→ Exercise
Pick out the lines below that contain the string "ylabel" and copy them all.

- - -

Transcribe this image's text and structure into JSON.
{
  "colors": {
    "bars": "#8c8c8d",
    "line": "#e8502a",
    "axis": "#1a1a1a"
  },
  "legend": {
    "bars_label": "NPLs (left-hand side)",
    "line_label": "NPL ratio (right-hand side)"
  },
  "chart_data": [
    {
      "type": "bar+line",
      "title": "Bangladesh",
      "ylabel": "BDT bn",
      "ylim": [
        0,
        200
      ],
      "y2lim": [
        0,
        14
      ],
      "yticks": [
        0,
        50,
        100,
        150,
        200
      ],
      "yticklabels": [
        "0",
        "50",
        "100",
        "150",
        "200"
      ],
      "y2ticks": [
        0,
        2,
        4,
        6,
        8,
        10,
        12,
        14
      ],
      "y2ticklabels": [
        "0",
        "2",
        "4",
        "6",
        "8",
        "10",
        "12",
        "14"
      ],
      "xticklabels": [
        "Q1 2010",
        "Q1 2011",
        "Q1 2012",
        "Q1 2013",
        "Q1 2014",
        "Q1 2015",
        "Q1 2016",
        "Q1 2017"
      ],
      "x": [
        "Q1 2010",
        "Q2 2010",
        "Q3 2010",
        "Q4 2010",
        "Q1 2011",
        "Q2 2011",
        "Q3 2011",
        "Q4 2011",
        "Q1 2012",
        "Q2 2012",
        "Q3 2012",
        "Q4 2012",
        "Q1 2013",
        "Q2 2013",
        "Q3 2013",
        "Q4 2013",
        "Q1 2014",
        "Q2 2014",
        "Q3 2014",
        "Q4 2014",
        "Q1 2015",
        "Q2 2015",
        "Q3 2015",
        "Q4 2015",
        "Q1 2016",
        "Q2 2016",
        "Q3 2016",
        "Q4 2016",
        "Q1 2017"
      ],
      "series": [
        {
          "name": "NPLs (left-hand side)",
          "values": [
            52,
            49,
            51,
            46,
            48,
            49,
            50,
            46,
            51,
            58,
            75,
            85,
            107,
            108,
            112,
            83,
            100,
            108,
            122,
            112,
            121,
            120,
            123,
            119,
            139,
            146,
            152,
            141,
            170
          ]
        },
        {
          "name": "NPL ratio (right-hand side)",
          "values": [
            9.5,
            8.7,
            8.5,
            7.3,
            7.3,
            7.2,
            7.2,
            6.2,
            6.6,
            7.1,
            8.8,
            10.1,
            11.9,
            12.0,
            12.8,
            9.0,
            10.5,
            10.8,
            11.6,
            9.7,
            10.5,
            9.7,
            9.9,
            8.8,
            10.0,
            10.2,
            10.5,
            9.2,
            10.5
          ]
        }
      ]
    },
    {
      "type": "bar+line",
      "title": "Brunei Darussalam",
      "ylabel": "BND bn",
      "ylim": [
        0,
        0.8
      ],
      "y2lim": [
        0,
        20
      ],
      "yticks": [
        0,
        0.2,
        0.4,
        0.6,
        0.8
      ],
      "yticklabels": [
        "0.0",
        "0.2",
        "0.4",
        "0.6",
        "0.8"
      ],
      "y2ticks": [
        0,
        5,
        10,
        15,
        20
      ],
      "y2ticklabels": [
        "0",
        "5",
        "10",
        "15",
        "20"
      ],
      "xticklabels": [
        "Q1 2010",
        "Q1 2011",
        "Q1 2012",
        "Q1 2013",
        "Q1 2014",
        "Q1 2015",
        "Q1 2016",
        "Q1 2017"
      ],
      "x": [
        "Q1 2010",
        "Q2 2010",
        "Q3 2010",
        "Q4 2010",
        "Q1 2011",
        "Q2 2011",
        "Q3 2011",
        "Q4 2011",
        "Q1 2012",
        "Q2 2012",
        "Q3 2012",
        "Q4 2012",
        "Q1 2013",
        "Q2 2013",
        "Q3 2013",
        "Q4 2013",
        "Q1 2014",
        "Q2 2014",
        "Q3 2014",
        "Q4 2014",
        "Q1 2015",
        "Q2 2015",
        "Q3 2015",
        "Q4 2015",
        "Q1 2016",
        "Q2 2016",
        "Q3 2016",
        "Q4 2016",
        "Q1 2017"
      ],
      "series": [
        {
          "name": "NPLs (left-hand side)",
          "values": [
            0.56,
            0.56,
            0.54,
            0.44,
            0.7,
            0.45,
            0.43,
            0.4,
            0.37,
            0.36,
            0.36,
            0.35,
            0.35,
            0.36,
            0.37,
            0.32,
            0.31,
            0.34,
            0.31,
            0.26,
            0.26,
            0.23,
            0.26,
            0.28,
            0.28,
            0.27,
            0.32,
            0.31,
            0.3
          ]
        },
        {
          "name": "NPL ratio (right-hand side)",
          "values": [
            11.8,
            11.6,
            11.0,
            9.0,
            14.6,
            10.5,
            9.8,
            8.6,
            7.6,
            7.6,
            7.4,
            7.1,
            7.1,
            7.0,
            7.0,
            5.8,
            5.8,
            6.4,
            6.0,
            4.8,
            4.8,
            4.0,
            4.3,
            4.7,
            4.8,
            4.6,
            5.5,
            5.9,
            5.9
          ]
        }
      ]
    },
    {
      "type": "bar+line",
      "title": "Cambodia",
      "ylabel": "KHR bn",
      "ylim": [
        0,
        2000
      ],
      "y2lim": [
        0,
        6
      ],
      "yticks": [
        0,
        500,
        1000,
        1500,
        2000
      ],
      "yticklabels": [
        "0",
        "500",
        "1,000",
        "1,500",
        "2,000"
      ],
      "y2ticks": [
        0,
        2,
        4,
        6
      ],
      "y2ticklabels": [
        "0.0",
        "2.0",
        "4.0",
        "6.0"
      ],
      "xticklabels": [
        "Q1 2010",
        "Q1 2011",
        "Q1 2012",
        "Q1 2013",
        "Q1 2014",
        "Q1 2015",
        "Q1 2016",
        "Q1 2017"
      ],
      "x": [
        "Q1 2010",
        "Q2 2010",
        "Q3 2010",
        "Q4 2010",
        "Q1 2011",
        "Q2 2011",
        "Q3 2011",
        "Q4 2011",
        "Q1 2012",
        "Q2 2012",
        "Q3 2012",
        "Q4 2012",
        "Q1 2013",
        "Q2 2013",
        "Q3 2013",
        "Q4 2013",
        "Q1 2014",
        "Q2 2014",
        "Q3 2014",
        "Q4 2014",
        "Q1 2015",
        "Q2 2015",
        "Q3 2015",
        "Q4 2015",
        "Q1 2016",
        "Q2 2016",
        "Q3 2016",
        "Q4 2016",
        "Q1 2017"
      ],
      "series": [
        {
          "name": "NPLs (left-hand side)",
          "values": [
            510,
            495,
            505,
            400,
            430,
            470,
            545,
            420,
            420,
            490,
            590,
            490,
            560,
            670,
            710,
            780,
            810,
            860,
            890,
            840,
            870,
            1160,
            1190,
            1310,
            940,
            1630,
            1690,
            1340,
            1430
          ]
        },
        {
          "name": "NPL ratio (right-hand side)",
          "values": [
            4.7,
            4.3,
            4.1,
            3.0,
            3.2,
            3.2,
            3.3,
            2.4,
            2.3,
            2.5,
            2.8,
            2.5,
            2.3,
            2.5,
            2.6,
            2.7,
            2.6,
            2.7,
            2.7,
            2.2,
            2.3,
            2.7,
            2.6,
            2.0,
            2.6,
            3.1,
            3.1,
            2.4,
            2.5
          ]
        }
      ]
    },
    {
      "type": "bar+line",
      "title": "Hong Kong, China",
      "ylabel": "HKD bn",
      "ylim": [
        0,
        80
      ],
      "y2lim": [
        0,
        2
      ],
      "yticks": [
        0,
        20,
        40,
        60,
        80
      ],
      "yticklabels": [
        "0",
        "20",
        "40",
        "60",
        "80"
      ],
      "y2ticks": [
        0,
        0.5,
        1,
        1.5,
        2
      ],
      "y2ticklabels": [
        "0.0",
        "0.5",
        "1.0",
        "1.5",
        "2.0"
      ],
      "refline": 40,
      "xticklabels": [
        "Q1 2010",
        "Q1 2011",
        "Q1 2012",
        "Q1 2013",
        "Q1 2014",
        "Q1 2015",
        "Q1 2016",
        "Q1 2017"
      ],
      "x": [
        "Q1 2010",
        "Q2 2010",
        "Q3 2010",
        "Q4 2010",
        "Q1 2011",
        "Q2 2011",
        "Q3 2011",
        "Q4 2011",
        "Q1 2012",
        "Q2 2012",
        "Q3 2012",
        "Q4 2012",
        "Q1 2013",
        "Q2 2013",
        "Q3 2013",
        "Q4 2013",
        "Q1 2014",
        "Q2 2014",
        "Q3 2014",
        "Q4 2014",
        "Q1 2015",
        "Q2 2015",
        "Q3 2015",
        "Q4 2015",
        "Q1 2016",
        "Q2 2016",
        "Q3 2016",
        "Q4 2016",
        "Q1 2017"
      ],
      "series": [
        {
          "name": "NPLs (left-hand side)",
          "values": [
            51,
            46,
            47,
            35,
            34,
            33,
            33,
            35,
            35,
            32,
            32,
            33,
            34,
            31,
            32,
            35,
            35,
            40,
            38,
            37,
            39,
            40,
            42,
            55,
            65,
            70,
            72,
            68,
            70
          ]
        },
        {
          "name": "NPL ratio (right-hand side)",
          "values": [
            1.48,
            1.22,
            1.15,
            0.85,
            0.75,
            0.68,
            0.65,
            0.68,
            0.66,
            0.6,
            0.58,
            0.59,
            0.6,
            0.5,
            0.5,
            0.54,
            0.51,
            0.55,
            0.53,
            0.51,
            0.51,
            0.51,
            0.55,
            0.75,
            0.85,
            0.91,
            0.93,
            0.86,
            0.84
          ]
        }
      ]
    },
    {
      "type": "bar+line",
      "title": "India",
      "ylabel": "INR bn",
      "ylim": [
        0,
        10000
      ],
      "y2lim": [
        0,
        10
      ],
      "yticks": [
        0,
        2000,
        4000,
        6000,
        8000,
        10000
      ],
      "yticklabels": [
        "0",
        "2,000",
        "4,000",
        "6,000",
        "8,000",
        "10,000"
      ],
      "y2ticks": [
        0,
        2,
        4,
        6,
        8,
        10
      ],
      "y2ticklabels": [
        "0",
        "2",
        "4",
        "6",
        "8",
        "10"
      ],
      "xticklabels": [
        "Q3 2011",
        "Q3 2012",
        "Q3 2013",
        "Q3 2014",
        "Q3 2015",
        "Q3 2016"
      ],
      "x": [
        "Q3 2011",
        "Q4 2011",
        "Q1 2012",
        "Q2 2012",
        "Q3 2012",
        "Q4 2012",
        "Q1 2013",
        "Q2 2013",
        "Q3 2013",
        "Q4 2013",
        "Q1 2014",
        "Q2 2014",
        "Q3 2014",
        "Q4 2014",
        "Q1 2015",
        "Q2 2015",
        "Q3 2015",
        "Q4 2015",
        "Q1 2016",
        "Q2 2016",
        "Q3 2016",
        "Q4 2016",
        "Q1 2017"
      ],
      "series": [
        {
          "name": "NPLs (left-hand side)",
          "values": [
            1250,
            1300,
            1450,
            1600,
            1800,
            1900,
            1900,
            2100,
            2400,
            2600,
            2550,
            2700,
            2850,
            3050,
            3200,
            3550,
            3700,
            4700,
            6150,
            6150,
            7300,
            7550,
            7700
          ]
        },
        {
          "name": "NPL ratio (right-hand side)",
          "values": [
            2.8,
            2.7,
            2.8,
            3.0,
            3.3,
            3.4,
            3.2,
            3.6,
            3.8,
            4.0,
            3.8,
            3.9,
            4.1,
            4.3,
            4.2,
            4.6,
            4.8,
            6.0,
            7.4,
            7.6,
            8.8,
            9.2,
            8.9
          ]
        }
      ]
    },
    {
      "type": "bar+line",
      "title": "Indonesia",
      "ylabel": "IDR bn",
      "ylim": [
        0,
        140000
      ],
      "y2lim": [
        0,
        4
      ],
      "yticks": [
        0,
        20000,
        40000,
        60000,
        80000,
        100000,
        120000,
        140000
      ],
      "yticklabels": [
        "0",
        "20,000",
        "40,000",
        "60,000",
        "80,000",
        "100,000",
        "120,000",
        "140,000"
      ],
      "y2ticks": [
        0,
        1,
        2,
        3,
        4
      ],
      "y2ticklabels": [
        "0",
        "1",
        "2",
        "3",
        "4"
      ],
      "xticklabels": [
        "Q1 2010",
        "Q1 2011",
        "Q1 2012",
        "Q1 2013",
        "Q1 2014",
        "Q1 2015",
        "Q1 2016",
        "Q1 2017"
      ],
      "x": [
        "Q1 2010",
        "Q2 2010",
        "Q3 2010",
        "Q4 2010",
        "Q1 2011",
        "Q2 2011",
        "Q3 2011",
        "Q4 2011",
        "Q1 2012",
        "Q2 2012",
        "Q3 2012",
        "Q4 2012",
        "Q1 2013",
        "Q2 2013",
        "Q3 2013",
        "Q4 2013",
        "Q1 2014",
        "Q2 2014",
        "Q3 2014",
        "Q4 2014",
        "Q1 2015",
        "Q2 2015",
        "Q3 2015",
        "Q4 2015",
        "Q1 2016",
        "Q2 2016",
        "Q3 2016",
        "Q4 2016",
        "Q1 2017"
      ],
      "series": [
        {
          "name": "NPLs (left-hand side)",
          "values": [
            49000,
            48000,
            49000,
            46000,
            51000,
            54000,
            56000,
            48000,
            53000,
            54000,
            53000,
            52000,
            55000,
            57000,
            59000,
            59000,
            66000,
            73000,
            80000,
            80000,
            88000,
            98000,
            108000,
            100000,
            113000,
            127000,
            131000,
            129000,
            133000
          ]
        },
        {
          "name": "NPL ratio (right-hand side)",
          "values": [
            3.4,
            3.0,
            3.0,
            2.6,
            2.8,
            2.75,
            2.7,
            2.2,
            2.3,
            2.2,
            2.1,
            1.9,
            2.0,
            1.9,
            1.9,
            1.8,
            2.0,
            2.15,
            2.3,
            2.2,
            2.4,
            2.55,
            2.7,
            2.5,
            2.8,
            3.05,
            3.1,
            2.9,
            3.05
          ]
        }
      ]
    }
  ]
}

- - -

→ Output of the task
      "ylabel": "BDT bn",
      "ylabel": "BND bn",
      "ylabel": "KHR bn",
      "ylabel": "HKD bn",
      "ylabel": "INR bn",
      "ylabel": "IDR bn",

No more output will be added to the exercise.